### Task brief
Find each line containing the string "home" and return it.

begin Available data

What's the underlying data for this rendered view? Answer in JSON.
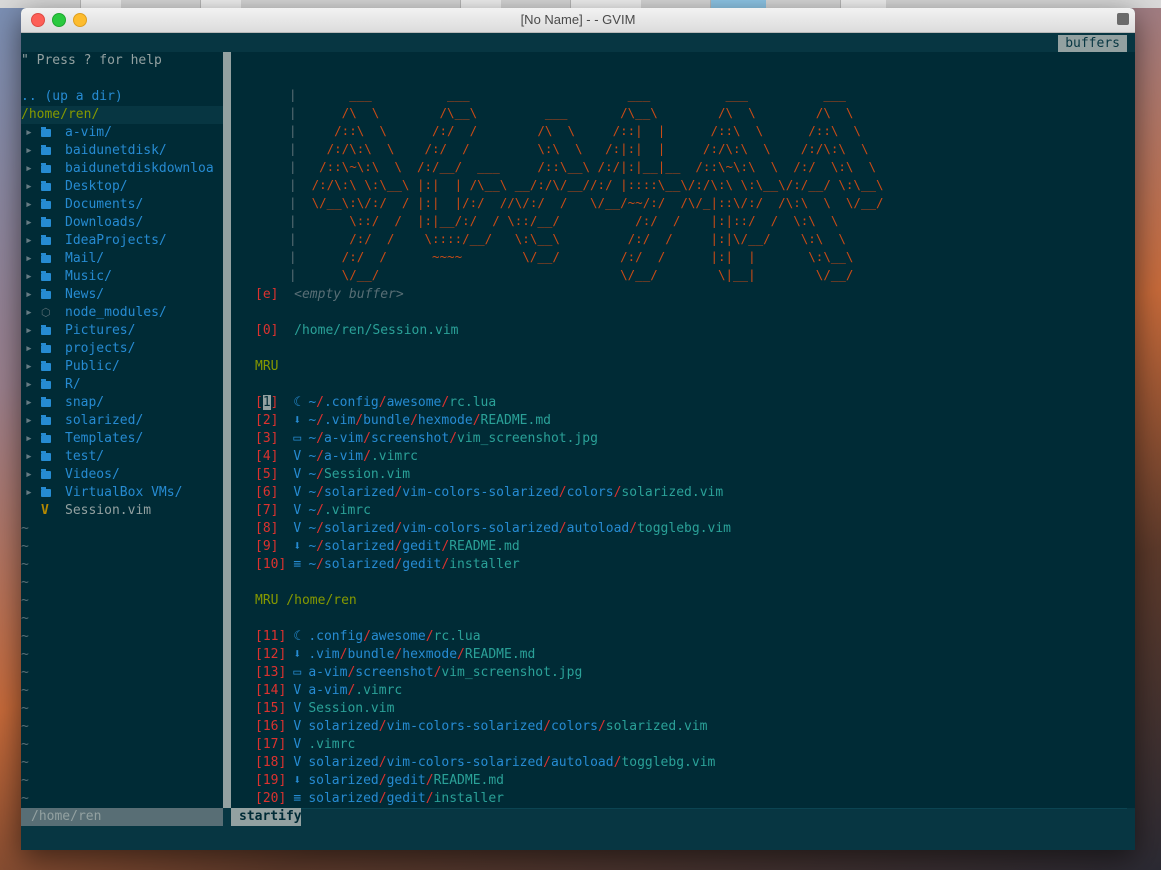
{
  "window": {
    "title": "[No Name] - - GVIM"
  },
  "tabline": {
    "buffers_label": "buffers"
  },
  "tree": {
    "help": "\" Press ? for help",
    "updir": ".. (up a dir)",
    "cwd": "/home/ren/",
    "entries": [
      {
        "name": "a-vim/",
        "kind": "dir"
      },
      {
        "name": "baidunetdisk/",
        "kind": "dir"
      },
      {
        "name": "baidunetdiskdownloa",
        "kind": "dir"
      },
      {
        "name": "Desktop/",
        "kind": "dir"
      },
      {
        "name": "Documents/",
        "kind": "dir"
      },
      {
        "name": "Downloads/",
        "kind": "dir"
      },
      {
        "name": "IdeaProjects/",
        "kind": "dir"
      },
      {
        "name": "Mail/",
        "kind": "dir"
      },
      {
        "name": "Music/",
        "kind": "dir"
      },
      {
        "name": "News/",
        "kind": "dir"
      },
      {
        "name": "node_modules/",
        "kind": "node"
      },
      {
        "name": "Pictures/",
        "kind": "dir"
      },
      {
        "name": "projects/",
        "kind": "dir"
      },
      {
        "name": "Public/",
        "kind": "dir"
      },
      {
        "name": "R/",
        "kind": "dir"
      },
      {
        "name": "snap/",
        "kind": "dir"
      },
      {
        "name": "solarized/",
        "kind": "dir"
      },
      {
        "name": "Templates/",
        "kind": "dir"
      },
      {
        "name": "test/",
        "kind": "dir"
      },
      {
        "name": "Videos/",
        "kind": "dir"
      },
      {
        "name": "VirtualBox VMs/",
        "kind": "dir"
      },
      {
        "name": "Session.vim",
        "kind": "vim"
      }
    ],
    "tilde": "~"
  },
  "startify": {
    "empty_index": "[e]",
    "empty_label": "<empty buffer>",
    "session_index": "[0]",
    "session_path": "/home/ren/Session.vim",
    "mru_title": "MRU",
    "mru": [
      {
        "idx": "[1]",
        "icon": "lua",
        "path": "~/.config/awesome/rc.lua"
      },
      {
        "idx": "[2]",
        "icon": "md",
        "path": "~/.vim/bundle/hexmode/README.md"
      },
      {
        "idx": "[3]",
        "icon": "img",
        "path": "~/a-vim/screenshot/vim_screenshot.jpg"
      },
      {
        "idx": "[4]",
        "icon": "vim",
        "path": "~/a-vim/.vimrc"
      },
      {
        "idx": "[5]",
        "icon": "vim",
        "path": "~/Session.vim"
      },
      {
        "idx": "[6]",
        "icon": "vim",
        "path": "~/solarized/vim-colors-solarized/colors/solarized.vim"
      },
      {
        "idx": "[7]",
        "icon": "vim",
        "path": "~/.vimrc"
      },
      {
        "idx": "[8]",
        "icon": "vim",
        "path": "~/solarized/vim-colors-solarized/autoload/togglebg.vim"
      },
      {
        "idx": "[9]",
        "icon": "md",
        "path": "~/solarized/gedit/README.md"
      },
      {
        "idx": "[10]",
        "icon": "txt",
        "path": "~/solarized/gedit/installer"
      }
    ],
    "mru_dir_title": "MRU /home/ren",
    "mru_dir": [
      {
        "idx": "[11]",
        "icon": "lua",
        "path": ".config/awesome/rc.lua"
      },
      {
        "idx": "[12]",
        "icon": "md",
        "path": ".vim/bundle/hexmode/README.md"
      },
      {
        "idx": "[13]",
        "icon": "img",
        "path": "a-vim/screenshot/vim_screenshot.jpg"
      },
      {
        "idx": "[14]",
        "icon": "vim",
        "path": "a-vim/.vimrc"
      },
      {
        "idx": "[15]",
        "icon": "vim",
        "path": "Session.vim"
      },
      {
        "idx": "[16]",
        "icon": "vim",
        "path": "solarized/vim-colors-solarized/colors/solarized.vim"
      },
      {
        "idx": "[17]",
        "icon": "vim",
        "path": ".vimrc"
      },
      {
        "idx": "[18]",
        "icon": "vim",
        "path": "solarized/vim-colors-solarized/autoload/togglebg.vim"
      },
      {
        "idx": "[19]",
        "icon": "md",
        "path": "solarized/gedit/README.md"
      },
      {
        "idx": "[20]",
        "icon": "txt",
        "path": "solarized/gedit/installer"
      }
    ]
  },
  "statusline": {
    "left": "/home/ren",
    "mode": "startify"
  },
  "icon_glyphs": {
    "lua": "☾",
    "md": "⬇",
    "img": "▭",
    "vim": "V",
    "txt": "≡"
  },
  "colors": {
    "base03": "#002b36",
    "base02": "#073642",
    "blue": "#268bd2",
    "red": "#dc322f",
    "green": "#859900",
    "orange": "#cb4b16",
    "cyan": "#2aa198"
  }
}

end Available data

### Result
    "cwd": "/home/ren/",
    "session_path": "/home/ren/Session.vim",
    "mru_dir_title": "MRU /home/ren",
    "left": "/home/ren",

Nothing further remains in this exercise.